• INSTRUCTIONS FOR THE TASK
Copy out, from the entries below, each line holding the string "text".

─── SOURCE MATERIAL

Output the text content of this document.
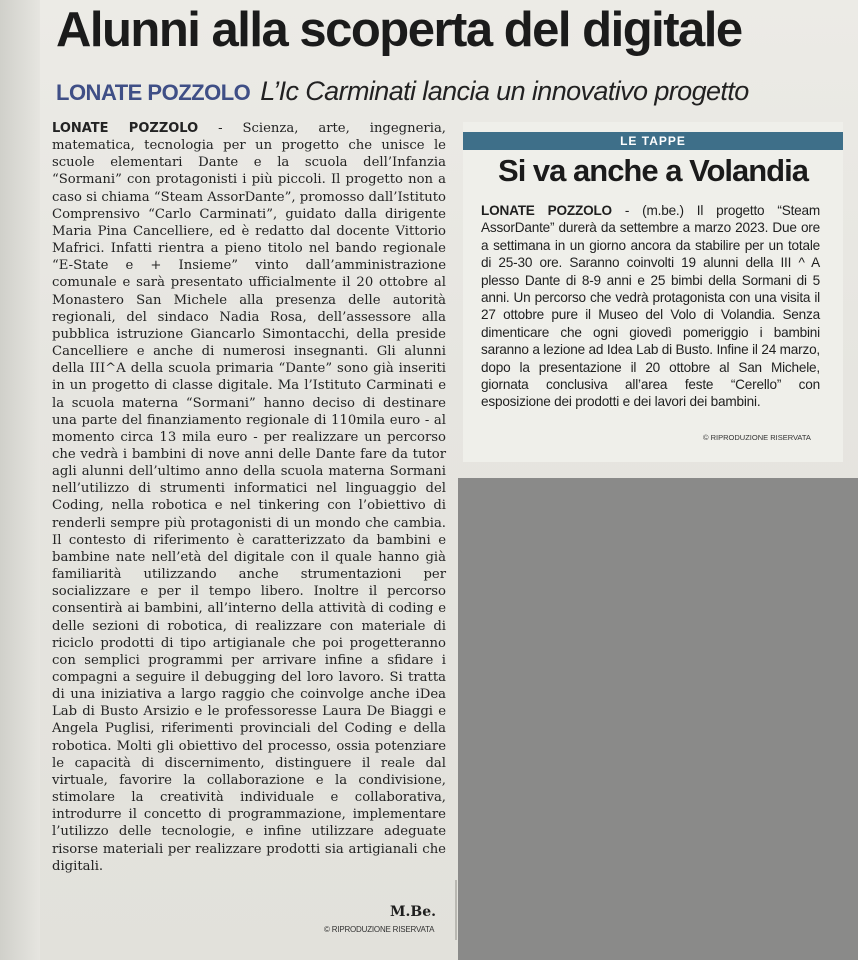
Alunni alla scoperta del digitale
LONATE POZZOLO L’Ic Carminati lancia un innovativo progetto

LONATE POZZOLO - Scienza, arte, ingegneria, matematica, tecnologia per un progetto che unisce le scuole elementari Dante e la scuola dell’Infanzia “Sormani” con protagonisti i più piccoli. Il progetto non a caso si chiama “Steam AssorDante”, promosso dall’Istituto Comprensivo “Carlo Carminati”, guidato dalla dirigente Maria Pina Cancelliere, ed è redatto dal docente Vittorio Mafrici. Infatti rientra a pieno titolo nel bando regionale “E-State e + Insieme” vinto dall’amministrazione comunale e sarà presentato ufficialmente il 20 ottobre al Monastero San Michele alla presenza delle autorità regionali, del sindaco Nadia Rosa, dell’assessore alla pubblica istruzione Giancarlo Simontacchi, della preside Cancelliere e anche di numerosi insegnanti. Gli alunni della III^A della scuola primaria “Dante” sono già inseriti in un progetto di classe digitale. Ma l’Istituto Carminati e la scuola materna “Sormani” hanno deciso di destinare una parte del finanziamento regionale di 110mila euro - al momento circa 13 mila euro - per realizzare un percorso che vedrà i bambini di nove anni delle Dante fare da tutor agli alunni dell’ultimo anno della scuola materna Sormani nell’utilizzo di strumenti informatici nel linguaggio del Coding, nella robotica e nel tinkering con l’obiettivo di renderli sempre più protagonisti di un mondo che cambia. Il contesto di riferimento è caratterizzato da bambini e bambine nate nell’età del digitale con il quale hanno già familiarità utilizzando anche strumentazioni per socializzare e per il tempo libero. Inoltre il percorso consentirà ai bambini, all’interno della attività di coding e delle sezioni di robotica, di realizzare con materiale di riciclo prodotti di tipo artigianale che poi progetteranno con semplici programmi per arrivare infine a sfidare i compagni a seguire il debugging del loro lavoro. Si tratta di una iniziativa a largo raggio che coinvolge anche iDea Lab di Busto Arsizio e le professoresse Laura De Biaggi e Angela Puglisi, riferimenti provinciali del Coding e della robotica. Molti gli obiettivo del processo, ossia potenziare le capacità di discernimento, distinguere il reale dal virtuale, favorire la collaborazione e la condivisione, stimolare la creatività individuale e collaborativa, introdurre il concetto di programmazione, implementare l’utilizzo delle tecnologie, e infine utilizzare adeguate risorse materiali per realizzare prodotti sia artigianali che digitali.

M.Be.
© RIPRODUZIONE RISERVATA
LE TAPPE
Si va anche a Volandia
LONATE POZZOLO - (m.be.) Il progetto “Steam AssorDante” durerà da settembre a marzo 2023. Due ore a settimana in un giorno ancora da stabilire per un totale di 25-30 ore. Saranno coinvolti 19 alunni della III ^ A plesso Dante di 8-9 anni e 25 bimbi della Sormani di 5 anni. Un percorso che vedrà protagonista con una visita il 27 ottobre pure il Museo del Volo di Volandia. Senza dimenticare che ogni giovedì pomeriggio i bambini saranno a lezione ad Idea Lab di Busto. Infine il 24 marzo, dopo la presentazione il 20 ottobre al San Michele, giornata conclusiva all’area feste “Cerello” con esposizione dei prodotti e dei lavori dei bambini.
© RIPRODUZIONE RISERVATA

──────
─── SOURCE MATERIAL

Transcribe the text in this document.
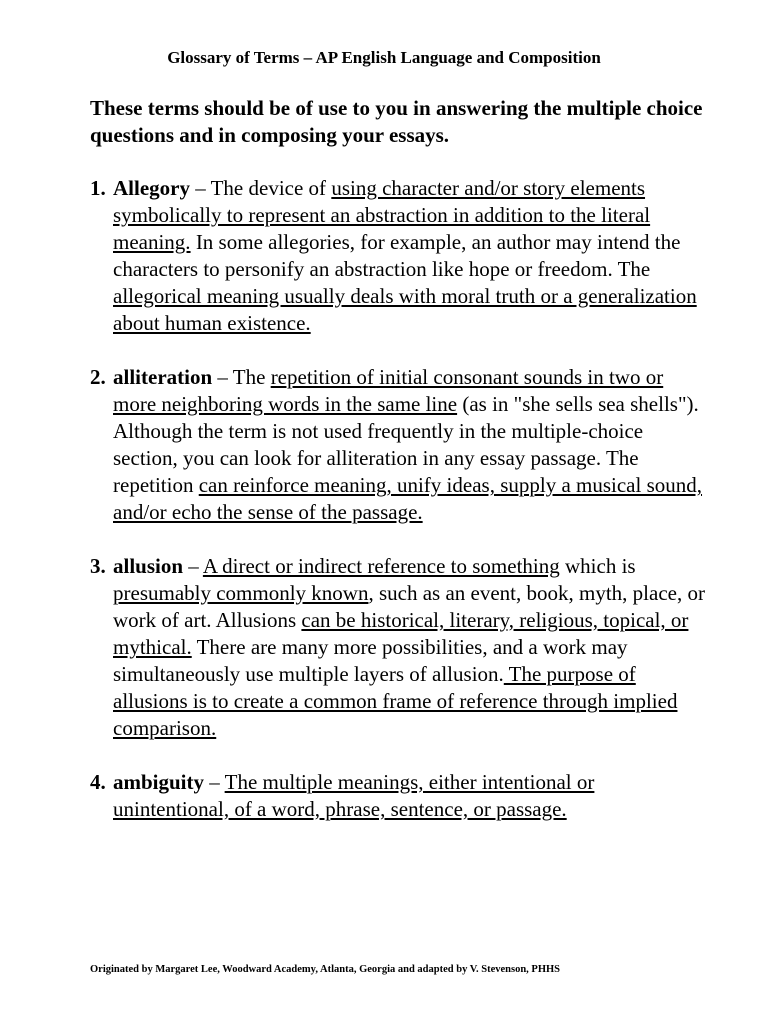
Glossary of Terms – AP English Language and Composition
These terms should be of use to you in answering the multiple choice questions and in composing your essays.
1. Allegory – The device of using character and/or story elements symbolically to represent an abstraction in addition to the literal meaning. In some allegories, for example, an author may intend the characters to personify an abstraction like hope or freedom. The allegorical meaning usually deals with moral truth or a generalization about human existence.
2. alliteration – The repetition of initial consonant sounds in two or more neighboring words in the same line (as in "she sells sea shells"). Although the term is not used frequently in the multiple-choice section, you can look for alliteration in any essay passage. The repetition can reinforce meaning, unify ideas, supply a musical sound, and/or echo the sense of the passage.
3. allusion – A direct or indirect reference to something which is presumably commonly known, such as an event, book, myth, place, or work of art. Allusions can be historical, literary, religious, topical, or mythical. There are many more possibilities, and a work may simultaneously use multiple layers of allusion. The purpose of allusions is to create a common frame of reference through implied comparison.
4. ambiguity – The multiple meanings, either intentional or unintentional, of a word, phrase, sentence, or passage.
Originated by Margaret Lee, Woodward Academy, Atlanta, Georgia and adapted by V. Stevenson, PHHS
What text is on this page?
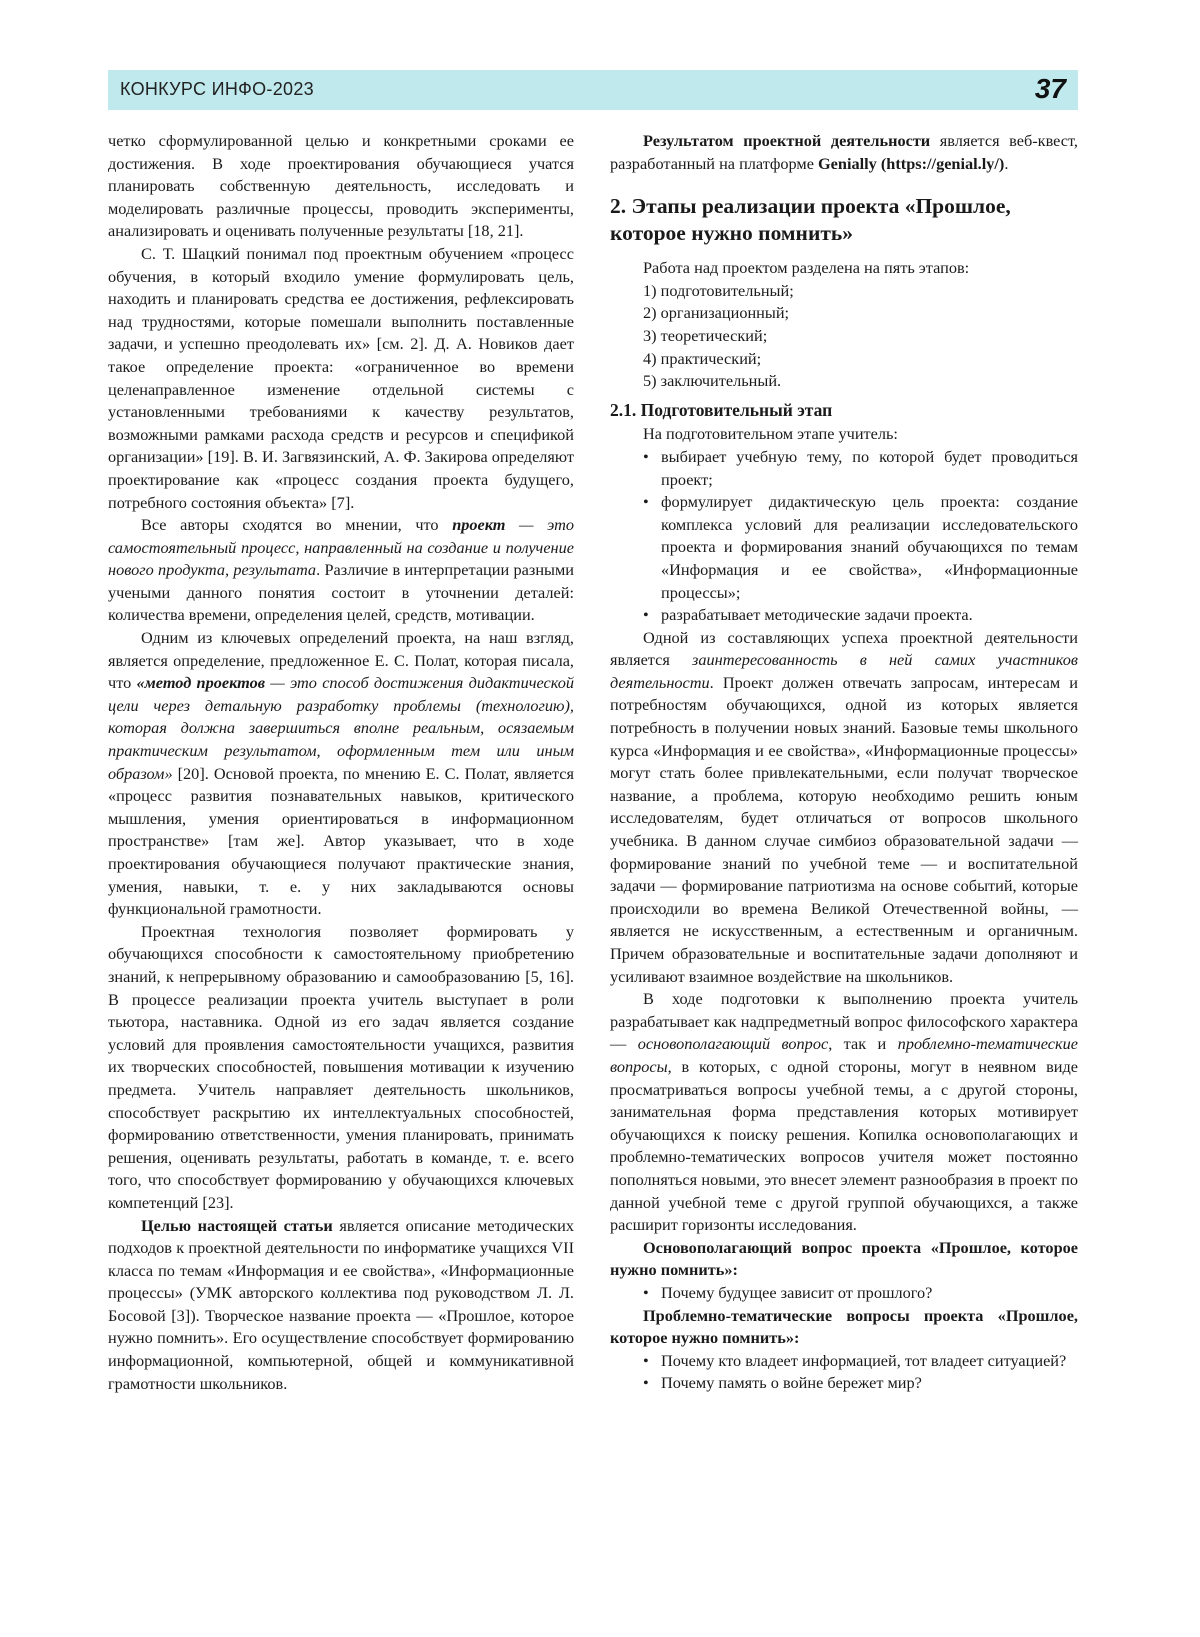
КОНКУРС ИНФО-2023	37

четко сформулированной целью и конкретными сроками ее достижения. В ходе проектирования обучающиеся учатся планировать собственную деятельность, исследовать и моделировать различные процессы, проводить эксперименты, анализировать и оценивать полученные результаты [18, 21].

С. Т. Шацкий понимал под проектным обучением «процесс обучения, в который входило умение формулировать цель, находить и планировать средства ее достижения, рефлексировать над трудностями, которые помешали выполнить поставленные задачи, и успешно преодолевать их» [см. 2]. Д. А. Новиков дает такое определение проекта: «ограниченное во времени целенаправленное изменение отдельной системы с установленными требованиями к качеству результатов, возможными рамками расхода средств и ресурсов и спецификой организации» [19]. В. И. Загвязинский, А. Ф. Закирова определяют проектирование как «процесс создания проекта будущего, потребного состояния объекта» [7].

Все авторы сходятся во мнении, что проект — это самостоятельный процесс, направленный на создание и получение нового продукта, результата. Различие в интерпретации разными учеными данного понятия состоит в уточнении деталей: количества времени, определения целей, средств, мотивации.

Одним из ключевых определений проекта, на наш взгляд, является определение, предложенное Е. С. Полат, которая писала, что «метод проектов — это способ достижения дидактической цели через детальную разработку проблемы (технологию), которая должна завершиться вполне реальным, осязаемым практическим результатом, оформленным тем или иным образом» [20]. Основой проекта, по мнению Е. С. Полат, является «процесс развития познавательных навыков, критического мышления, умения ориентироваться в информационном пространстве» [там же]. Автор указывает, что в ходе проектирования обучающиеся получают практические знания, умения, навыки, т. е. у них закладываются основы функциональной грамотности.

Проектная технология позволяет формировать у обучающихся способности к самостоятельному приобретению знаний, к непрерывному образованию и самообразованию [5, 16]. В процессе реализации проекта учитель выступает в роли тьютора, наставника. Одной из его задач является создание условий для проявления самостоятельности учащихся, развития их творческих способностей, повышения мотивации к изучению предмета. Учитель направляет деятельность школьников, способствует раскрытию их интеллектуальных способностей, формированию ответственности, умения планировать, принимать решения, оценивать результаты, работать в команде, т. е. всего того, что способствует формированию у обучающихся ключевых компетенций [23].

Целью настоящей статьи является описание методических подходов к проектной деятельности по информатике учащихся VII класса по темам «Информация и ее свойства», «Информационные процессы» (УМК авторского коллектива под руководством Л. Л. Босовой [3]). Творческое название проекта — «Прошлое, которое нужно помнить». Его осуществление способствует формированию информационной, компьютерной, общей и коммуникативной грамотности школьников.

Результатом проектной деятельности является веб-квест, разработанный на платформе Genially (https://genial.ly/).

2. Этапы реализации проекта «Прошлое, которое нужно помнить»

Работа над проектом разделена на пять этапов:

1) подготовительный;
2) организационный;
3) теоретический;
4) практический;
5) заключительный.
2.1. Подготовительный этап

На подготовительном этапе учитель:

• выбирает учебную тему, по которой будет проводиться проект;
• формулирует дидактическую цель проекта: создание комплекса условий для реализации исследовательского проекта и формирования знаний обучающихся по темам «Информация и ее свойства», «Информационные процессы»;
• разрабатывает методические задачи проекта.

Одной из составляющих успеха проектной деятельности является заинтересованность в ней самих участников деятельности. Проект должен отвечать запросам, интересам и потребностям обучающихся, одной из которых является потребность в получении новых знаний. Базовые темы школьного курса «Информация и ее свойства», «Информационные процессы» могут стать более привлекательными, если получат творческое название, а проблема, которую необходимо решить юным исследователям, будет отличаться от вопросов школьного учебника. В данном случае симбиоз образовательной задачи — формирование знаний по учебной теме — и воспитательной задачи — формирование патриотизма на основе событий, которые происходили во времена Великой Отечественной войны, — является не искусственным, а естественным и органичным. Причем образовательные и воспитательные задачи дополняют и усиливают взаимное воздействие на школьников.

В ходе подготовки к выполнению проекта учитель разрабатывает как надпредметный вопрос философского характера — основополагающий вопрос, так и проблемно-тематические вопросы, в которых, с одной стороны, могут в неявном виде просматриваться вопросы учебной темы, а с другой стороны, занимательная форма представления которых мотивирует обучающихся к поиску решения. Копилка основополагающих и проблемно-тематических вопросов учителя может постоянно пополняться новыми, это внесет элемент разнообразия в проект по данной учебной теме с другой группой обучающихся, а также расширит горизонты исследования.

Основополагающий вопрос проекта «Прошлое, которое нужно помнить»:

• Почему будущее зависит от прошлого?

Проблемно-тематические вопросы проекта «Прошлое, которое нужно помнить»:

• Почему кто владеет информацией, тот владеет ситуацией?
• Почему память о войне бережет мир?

──────

• EXERCISE OUTPUT
Output the text content of this document.
Transcribe the text in this document.
What text is on this page?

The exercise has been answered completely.